Return each line of the material verbatim.
────────────────
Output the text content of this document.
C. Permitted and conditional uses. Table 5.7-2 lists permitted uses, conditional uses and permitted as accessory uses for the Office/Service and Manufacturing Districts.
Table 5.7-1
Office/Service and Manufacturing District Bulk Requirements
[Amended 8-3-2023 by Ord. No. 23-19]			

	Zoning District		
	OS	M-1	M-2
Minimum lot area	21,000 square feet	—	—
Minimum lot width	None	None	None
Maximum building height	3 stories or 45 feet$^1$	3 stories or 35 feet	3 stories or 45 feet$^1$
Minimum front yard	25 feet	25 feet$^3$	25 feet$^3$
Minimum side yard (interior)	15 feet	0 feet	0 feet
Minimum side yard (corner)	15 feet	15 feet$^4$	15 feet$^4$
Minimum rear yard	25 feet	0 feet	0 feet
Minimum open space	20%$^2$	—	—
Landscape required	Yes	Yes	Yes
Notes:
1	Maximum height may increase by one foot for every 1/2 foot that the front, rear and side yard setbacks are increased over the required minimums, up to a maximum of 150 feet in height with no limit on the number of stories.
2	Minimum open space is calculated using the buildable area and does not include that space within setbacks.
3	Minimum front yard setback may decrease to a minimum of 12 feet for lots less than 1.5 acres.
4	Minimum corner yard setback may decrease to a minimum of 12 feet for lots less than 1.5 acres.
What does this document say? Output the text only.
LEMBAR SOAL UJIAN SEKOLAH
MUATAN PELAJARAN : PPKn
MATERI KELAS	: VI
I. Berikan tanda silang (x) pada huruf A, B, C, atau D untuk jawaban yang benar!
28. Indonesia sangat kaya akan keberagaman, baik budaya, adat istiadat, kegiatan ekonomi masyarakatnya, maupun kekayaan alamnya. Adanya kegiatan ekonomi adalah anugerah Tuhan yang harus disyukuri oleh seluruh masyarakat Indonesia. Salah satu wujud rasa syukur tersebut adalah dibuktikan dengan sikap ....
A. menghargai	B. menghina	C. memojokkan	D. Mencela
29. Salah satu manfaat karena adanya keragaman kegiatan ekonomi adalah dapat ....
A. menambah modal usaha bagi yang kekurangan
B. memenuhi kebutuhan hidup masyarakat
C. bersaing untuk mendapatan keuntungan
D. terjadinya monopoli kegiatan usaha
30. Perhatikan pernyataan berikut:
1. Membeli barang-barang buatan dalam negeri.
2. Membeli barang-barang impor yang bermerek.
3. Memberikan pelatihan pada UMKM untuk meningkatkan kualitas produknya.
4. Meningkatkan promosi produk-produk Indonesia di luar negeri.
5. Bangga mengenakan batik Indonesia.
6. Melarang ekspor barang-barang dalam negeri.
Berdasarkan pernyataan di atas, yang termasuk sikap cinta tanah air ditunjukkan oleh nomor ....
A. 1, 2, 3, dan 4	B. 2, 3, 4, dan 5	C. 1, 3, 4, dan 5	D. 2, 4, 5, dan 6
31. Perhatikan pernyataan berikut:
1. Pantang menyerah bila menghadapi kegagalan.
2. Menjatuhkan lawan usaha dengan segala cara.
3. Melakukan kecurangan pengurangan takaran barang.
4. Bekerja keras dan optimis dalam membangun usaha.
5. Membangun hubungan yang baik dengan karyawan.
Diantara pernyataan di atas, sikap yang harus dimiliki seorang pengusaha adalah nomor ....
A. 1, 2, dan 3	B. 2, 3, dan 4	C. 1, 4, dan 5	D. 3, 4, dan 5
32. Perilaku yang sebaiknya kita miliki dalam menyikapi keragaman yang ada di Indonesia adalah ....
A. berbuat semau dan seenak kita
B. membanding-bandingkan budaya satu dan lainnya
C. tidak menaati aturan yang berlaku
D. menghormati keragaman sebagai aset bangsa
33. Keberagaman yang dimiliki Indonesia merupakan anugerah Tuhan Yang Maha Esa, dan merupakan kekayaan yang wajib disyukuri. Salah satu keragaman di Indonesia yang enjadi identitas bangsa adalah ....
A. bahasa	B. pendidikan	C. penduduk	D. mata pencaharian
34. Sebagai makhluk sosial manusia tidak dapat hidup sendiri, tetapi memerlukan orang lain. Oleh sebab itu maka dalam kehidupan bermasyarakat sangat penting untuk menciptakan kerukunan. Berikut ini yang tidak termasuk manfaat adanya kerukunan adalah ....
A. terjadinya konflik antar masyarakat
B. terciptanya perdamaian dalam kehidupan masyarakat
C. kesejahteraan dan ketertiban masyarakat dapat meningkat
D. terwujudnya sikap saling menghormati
────────────────
▸ **SOLUTION TO THE PROBLEM**:
Output the text content of this document.
C. Permitted and conditional uses. Table 5.7-2 lists permitted uses, conditional uses and permitted as accessory uses for the Office/Service and Manufacturing Districts.
Table 5.7-1
Office/Service and Manufacturing District Bulk Requirements
[Amended 8-3-2023 by Ord. No. 23-19]			

	Zoning District		
	OS	M-1	M-2
Minimum lot area	21,000 square feet	—	—
Minimum lot width	None	None	None
Maximum building height	3 stories or 45 feet$^1$	3 stories or 35 feet	3 stories or 45 feet$^1$
Minimum front yard	25 feet	25 feet$^3$	25 feet$^3$
Minimum side yard (interior)	15 feet	0 feet	0 feet
Minimum side yard (corner)	15 feet	15 feet$^4$	15 feet$^4$
Minimum rear yard	25 feet	0 feet	0 feet
Minimum open space	20%$^2$	—	—
Landscape required	Yes	Yes	Yes
Notes:
1	Maximum height may increase by one foot for every 1/2 foot that the front, rear and side yard setbacks are increased over the required minimums, up to a maximum of 150 feet in height with no limit on the number of stories.
2	Minimum open space is calculated using the buildable area and does not include that space within setbacks.
3	Minimum front yard setback may decrease to a minimum of 12 feet for lots less than 1.5 acres.
4	Minimum corner yard setback may decrease to a minimum of 12 feet for lots less than 1.5 acres.
What does this document say? Output the text only.
LEMBAR SOAL UJIAN SEKOLAH
MUATAN PELAJARAN : PPKn
MATERI KELAS	: VI
I. Berikan tanda silang (x) pada huruf A, B, C, atau D untuk jawaban yang benar!
28. Indonesia sangat kaya akan keberagaman, baik budaya, adat istiadat, kegiatan ekonomi masyarakatnya, maupun kekayaan alamnya. Adanya kegiatan ekonomi adalah anugerah Tuhan yang harus disyukuri oleh seluruh masyarakat Indonesia. Salah satu wujud rasa syukur tersebut adalah dibuktikan dengan sikap ....
A. menghargai	B. menghina	C. memojokkan	D. Mencela
29. Salah satu manfaat karena adanya keragaman kegiatan ekonomi adalah dapat ....
A. menambah modal usaha bagi yang kekurangan
B. memenuhi kebutuhan hidup masyarakat
C. bersaing untuk mendapatan keuntungan
D. terjadinya monopoli kegiatan usaha
30. Perhatikan pernyataan berikut:
1. Membeli barang-barang buatan dalam negeri.
2. Membeli barang-barang impor yang bermerek.
3. Memberikan pelatihan pada UMKM untuk meningkatkan kualitas produknya.
4. Meningkatkan promosi produk-produk Indonesia di luar negeri.
5. Bangga mengenakan batik Indonesia.
6. Melarang ekspor barang-barang dalam negeri.
Berdasarkan pernyataan di atas, yang termasuk sikap cinta tanah air ditunjukkan oleh nomor ....
A. 1, 2, 3, dan 4	B. 2, 3, 4, dan 5	C. 1, 3, 4, dan 5	D. 2, 4, 5, dan 6
31. Perhatikan pernyataan berikut:
1. Pantang menyerah bila menghadapi kegagalan.
2. Menjatuhkan lawan usaha dengan segala cara.
3. Melakukan kecurangan pengurangan takaran barang.
4. Bekerja keras dan optimis dalam membangun usaha.
5. Membangun hubungan yang baik dengan karyawan.
Diantara pernyataan di atas, sikap yang harus dimiliki seorang pengusaha adalah nomor ....
A. 1, 2, dan 3	B. 2, 3, dan 4	C. 1, 4, dan 5	D. 3, 4, dan 5
32. Perilaku yang sebaiknya kita miliki dalam menyikapi keragaman yang ada di Indonesia adalah ....
A. berbuat semau dan seenak kita
B. membanding-bandingkan budaya satu dan lainnya
C. tidak menaati aturan yang berlaku
D. menghormati keragaman sebagai aset bangsa
33. Keberagaman yang dimiliki Indonesia merupakan anugerah Tuhan Yang Maha Esa, dan merupakan kekayaan yang wajib disyukuri. Salah satu keragaman di Indonesia yang enjadi identitas bangsa adalah ....
A. bahasa	B. pendidikan	C. penduduk	D. mata pencaharian
34. Sebagai makhluk sosial manusia tidak dapat hidup sendiri, tetapi memerlukan orang lain. Oleh sebab itu maka dalam kehidupan bermasyarakat sangat penting untuk menciptakan kerukunan. Berikut ini yang tidak termasuk manfaat adanya kerukunan adalah ....
A. terjadinya konflik antar masyarakat
B. terciptanya perdamaian dalam kehidupan masyarakat
C. kesejahteraan dan ketertiban masyarakat dapat meningkat
D. terwujudnya sikap saling menghormati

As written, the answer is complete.